Posted on February 16, 2013

Do you know who I am? I’m alive you understand, the life, the life, the life…Are you prepared for the atom bomb, are you prepared for my aching arms? Are you prepared, are you prepared? Are you prepared for serenity, are you prepared to disagree? Are you prepared, are you prepared for me — The Bird and the Bee’s “Preparedness”
We were a family of lottery players. We sharpened our pencils, selected numbers at random, and stood on a line that snaked the length of a city block, because we believed that all we needed was a dollar and a dream. Come nightfall we’d sit on the stoop, still wet from the johnny pump and the spray of Colt 45 that matted our hair to the backs of our necks, listening to the elders trade stories of what they’d do if they hit it big. Sadie said she was going to buy me a house where all the white people lived. Promising us that she’d stand on her lawn, defiant, knowing that they couldn’t get rid of me, even if they tried. Some mused about giant boats settling sail in a blue ocean. No one had ever seen waves swell, seen the beauty of them rise up and warble like a long note held. No one bore witness to the descent, to the waves crashing onto the shoreline. Back then the only water we’d seen poured out of spigots and sprayed out of pumps on the street.
Others hatched plans about taking a trip around the world although they secretly knew that the whole of their world would always be Brooklyn. Their prison was a ten-block radius, yet once a week they’d shuffle to the market with their dollar in tow, plotting escape.
Back then we were naive to believe that money bought you freedom. Back then we wanted the life we saw on our black and white television sets; we raged war with the wire rabbit ears to bring this life into focus. Back then we wanted the giant.
Recently, someone upbraided me for my decision to abandon a comfortable life. Think of all the money. Think about what you’re walking away from, she warned. Shaking my head I sighed and said that what I was running toward was infinitely richer. It was the ticking that was the bomb. Granted, I’m being smart about things. I’m squirreling away as much money as I can. I’m buying only what I need. I’m ridding myself of the unnecessary, the things that only bring me anxiety rather than sustenance. I’m making my preparations for the day when I’ll walk away from security to something other. And I’d be remiss if I didn’t worry about it, fret over my decision, a little. I’m pragmatic, cautious, but then I recall a conversation I had with my friend Kate a few years back. I considered renting a more expensive apartment than the one in which I’d lived, but worried that I wouldn’t have the money to pay for it in the long run. Kate told me that I should always bet on myself. I was my biggest investment and that I should nurture myself. The rent line would be stable and my potential could only grow — all things being equal, of course.

## Your instructions
In the post about the lottery-playing family, what did Sadie say she was going to buy? The rows that follow come from a different source than the post above.

## Records provided
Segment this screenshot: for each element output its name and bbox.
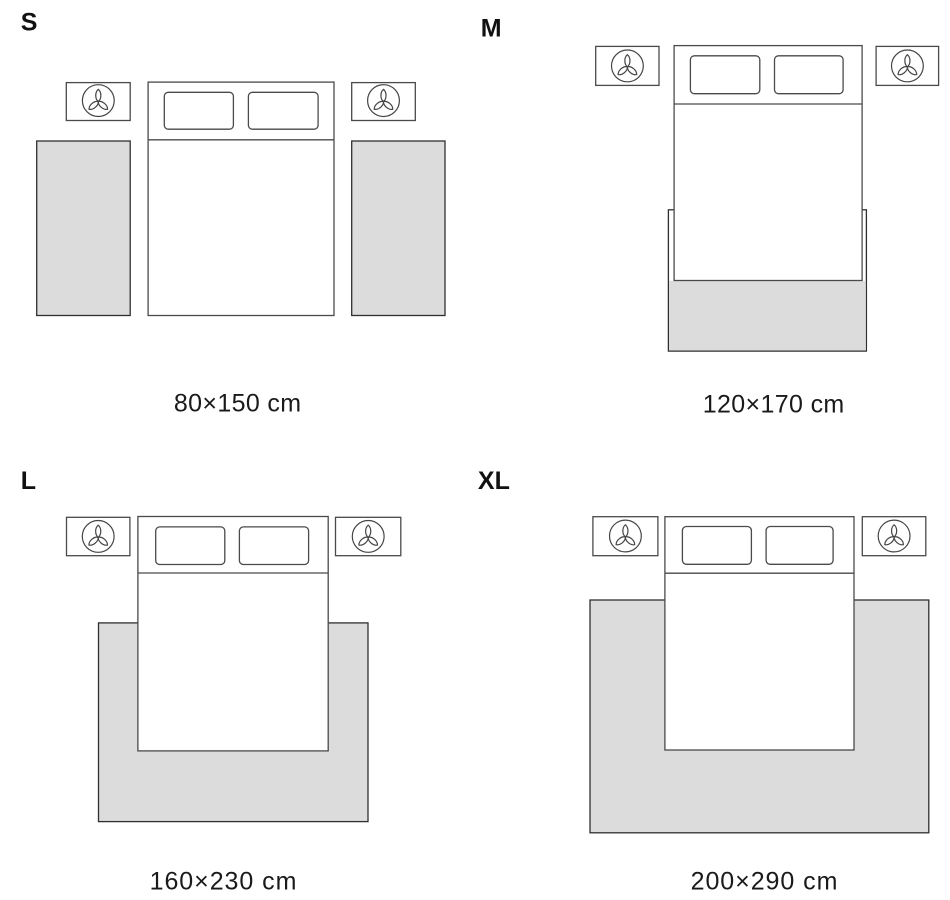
svg-text:160×230 cm: 160×230 cm xyxy=(150,867,298,895)
svg-text:120×170 cm: 120×170 cm xyxy=(703,390,845,418)
svg-text:S: S xyxy=(21,8,38,36)
svg-text:M: M xyxy=(481,14,502,42)
svg-text:200×290 cm: 200×290 cm xyxy=(691,867,839,895)
svg-text:L: L xyxy=(21,467,36,495)
svg-text:XL: XL xyxy=(478,467,510,495)
svg-text:80×150 cm: 80×150 cm xyxy=(174,389,302,417)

## Complete response
A house where all the white people lived.